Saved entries

***

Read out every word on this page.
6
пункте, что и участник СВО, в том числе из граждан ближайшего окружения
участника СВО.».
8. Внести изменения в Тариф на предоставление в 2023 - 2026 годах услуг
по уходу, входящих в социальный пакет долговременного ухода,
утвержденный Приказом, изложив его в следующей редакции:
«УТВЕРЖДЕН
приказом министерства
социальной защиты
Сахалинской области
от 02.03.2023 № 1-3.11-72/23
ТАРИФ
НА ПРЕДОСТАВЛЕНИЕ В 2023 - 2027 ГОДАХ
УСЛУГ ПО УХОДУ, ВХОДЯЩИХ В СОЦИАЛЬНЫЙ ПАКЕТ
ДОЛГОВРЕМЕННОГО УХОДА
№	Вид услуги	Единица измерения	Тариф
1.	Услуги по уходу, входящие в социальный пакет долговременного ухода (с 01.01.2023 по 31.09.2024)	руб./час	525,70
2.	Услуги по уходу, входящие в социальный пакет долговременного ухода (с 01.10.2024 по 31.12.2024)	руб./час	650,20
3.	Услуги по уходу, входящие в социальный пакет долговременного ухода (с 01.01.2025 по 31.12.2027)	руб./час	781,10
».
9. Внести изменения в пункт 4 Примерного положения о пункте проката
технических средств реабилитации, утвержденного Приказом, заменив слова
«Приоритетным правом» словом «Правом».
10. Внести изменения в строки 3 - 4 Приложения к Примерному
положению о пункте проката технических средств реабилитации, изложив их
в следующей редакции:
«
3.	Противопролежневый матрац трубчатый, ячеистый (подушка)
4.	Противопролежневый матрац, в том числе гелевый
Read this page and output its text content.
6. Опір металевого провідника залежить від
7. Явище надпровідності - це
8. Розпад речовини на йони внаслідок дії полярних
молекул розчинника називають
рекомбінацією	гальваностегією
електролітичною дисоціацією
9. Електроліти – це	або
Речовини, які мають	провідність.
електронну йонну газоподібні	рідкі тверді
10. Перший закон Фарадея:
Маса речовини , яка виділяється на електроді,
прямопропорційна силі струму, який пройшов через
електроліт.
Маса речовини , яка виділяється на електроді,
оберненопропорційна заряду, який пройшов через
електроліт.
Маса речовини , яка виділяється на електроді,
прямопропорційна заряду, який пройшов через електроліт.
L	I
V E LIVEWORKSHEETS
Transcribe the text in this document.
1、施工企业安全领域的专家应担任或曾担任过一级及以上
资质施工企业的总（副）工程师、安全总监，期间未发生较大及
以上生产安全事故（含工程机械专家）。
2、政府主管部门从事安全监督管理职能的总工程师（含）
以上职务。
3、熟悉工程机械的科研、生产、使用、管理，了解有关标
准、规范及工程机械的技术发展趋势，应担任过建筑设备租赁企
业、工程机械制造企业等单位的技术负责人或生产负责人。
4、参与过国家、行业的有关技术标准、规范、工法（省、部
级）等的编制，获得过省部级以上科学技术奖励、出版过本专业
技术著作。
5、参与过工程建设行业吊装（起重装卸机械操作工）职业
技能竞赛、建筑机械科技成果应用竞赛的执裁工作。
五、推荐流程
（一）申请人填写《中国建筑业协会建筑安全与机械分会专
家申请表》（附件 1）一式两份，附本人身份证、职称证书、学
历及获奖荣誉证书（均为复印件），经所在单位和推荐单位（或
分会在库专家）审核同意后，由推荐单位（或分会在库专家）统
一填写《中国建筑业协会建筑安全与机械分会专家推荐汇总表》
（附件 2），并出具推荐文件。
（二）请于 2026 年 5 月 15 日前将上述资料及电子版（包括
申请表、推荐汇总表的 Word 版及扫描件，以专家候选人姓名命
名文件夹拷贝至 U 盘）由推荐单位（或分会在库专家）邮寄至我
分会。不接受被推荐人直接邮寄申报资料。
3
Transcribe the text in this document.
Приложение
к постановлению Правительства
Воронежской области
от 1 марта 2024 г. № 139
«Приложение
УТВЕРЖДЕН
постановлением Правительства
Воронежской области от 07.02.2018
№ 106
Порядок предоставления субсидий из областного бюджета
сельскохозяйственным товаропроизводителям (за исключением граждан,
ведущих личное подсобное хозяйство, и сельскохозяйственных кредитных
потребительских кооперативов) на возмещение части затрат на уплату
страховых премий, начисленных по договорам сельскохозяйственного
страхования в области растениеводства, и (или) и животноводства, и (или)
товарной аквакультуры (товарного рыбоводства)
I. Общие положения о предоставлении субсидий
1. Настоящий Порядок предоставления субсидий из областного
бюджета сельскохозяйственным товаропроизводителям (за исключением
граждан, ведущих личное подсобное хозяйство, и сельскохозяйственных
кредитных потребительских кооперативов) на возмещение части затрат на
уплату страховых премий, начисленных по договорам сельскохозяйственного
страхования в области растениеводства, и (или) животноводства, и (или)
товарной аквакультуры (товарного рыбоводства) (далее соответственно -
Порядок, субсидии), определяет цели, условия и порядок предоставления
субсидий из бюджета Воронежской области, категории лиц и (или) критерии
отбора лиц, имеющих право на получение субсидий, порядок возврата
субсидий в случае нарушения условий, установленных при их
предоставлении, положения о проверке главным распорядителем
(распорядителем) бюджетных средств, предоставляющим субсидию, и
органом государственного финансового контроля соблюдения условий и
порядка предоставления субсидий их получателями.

***

### Work to be completed:
Extract the complete listing above, reproducing each line exactly.

### Reply:
Read out every word on this page.
6
пункте, что и участник СВО, в том числе из граждан ближайшего окружения
участника СВО.».
8. Внести изменения в Тариф на предоставление в 2023 - 2026 годах услуг
по уходу, входящих в социальный пакет долговременного ухода,
утвержденный Приказом, изложив его в следующей редакции:
«УТВЕРЖДЕН
приказом министерства
социальной защиты
Сахалинской области
от 02.03.2023 № 1-3.11-72/23
ТАРИФ
НА ПРЕДОСТАВЛЕНИЕ В 2023 - 2027 ГОДАХ
УСЛУГ ПО УХОДУ, ВХОДЯЩИХ В СОЦИАЛЬНЫЙ ПАКЕТ
ДОЛГОВРЕМЕННОГО УХОДА
№	Вид услуги	Единица измерения	Тариф
1.	Услуги по уходу, входящие в социальный пакет долговременного ухода (с 01.01.2023 по 31.09.2024)	руб./час	525,70
2.	Услуги по уходу, входящие в социальный пакет долговременного ухода (с 01.10.2024 по 31.12.2024)	руб./час	650,20
3.	Услуги по уходу, входящие в социальный пакет долговременного ухода (с 01.01.2025 по 31.12.2027)	руб./час	781,10
».
9. Внести изменения в пункт 4 Примерного положения о пункте проката
технических средств реабилитации, утвержденного Приказом, заменив слова
«Приоритетным правом» словом «Правом».
10. Внести изменения в строки 3 - 4 Приложения к Примерному
положению о пункте проката технических средств реабилитации, изложив их
в следующей редакции:
«
3.	Противопролежневый матрац трубчатый, ячеистый (подушка)
4.	Противопролежневый матрац, в том числе гелевый
Read this page and output its text content.
6. Опір металевого провідника залежить від
7. Явище надпровідності - це
8. Розпад речовини на йони внаслідок дії полярних
молекул розчинника називають
рекомбінацією	гальваностегією
електролітичною дисоціацією
9. Електроліти – це	або
Речовини, які мають	провідність.
електронну йонну газоподібні	рідкі тверді
10. Перший закон Фарадея:
Маса речовини , яка виділяється на електроді,
прямопропорційна силі струму, який пройшов через
електроліт.
Маса речовини , яка виділяється на електроді,
оберненопропорційна заряду, який пройшов через
електроліт.
Маса речовини , яка виділяється на електроді,
прямопропорційна заряду, який пройшов через електроліт.
L	I
V E LIVEWORKSHEETS
Transcribe the text in this document.
1、施工企业安全领域的专家应担任或曾担任过一级及以上
资质施工企业的总（副）工程师、安全总监，期间未发生较大及
以上生产安全事故（含工程机械专家）。
2、政府主管部门从事安全监督管理职能的总工程师（含）
以上职务。
3、熟悉工程机械的科研、生产、使用、管理，了解有关标
准、规范及工程机械的技术发展趋势，应担任过建筑设备租赁企
业、工程机械制造企业等单位的技术负责人或生产负责人。
4、参与过国家、行业的有关技术标准、规范、工法（省、部
级）等的编制，获得过省部级以上科学技术奖励、出版过本专业
技术著作。
5、参与过工程建设行业吊装（起重装卸机械操作工）职业
技能竞赛、建筑机械科技成果应用竞赛的执裁工作。
五、推荐流程
（一）申请人填写《中国建筑业协会建筑安全与机械分会专
家申请表》（附件 1）一式两份，附本人身份证、职称证书、学
历及获奖荣誉证书（均为复印件），经所在单位和推荐单位（或
分会在库专家）审核同意后，由推荐单位（或分会在库专家）统
一填写《中国建筑业协会建筑安全与机械分会专家推荐汇总表》
（附件 2），并出具推荐文件。
（二）请于 2026 年 5 月 15 日前将上述资料及电子版（包括
申请表、推荐汇总表的 Word 版及扫描件，以专家候选人姓名命
名文件夹拷贝至 U 盘）由推荐单位（或分会在库专家）邮寄至我
分会。不接受被推荐人直接邮寄申报资料。
3
Transcribe the text in this document.
Приложение
к постановлению Правительства
Воронежской области
от 1 марта 2024 г. № 139
«Приложение
УТВЕРЖДЕН
постановлением Правительства
Воронежской области от 07.02.2018
№ 106
Порядок предоставления субсидий из областного бюджета
сельскохозяйственным товаропроизводителям (за исключением граждан,
ведущих личное подсобное хозяйство, и сельскохозяйственных кредитных
потребительских кооперативов) на возмещение части затрат на уплату
страховых премий, начисленных по договорам сельскохозяйственного
страхования в области растениеводства, и (или) и животноводства, и (или)
товарной аквакультуры (товарного рыбоводства)
I. Общие положения о предоставлении субсидий
1. Настоящий Порядок предоставления субсидий из областного
бюджета сельскохозяйственным товаропроизводителям (за исключением
граждан, ведущих личное подсобное хозяйство, и сельскохозяйственных
кредитных потребительских кооперативов) на возмещение части затрат на
уплату страховых премий, начисленных по договорам сельскохозяйственного
страхования в области растениеводства, и (или) животноводства, и (или)
товарной аквакультуры (товарного рыбоводства) (далее соответственно -
Порядок, субсидии), определяет цели, условия и порядок предоставления
субсидий из бюджета Воронежской области, категории лиц и (или) критерии
отбора лиц, имеющих право на получение субсидий, порядок возврата
субсидий в случае нарушения условий, установленных при их
предоставлении, положения о проверке главным распорядителем
(распорядителем) бюджетных средств, предоставляющим субсидию, и
органом государственного финансового контроля соблюдения условий и
порядка предоставления субсидий их получателями.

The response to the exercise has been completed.